-- START SUPPLIED INFORMATION --
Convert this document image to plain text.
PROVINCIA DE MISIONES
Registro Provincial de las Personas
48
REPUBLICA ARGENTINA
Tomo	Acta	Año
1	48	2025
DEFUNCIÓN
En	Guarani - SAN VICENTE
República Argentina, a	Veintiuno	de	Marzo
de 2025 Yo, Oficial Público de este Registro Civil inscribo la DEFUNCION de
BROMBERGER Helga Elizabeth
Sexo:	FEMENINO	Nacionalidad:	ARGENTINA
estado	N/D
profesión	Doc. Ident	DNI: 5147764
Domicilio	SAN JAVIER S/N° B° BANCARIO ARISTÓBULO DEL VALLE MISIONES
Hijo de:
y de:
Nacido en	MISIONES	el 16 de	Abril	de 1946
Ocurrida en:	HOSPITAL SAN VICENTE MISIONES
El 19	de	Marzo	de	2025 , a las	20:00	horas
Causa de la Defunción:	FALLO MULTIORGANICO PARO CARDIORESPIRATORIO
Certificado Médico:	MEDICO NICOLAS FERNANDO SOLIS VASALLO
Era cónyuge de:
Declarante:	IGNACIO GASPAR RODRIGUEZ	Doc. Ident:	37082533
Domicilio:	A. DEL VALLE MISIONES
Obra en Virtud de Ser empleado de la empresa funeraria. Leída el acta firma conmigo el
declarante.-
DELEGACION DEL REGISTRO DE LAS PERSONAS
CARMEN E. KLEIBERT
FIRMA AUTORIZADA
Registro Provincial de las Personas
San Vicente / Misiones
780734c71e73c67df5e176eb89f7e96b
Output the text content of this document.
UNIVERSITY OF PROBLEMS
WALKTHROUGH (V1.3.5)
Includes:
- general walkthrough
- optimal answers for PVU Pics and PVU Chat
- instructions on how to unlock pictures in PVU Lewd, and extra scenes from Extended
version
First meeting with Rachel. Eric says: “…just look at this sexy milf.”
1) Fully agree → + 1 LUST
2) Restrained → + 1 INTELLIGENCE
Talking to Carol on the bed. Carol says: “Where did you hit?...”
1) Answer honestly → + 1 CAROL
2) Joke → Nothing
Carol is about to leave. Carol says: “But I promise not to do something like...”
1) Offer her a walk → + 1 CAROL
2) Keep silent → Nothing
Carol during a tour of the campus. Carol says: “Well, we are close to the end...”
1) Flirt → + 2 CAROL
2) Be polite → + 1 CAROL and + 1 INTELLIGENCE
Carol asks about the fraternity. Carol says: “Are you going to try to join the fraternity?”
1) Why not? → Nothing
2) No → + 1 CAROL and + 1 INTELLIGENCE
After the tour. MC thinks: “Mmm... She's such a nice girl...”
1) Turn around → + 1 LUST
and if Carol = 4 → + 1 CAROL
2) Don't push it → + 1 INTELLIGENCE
-- END SUPPLIED INFORMATION --
Every record shown above must be echoed exactly.

THE RESPONSE ▸
Convert this document image to plain text.
PROVINCIA DE MISIONES
Registro Provincial de las Personas
48
REPUBLICA ARGENTINA
Tomo	Acta	Año
1	48	2025
DEFUNCIÓN
En	Guarani - SAN VICENTE
República Argentina, a	Veintiuno	de	Marzo
de 2025 Yo, Oficial Público de este Registro Civil inscribo la DEFUNCION de
BROMBERGER Helga Elizabeth
Sexo:	FEMENINO	Nacionalidad:	ARGENTINA
estado	N/D
profesión	Doc. Ident	DNI: 5147764
Domicilio	SAN JAVIER S/N° B° BANCARIO ARISTÓBULO DEL VALLE MISIONES
Hijo de:
y de:
Nacido en	MISIONES	el 16 de	Abril	de 1946
Ocurrida en:	HOSPITAL SAN VICENTE MISIONES
El 19	de	Marzo	de	2025 , a las	20:00	horas
Causa de la Defunción:	FALLO MULTIORGANICO PARO CARDIORESPIRATORIO
Certificado Médico:	MEDICO NICOLAS FERNANDO SOLIS VASALLO
Era cónyuge de:
Declarante:	IGNACIO GASPAR RODRIGUEZ	Doc. Ident:	37082533
Domicilio:	A. DEL VALLE MISIONES
Obra en Virtud de Ser empleado de la empresa funeraria. Leída el acta firma conmigo el
declarante.-
DELEGACION DEL REGISTRO DE LAS PERSONAS
CARMEN E. KLEIBERT
FIRMA AUTORIZADA
Registro Provincial de las Personas
San Vicente / Misiones
780734c71e73c67df5e176eb89f7e96b
Output the text content of this document.
UNIVERSITY OF PROBLEMS
WALKTHROUGH (V1.3.5)
Includes:
- general walkthrough
- optimal answers for PVU Pics and PVU Chat
- instructions on how to unlock pictures in PVU Lewd, and extra scenes from Extended
version
First meeting with Rachel. Eric says: “…just look at this sexy milf.”
1) Fully agree → + 1 LUST
2) Restrained → + 1 INTELLIGENCE
Talking to Carol on the bed. Carol says: “Where did you hit?...”
1) Answer honestly → + 1 CAROL
2) Joke → Nothing
Carol is about to leave. Carol says: “But I promise not to do something like...”
1) Offer her a walk → + 1 CAROL
2) Keep silent → Nothing
Carol during a tour of the campus. Carol says: “Well, we are close to the end...”
1) Flirt → + 2 CAROL
2) Be polite → + 1 CAROL and + 1 INTELLIGENCE
Carol asks about the fraternity. Carol says: “Are you going to try to join the fraternity?”
1) Why not? → Nothing
2) No → + 1 CAROL and + 1 INTELLIGENCE
After the tour. MC thinks: “Mmm... She's such a nice girl...”
1) Turn around → + 1 LUST
and if Carol = 4 → + 1 CAROL
2) Don't push it → + 1 INTELLIGENCE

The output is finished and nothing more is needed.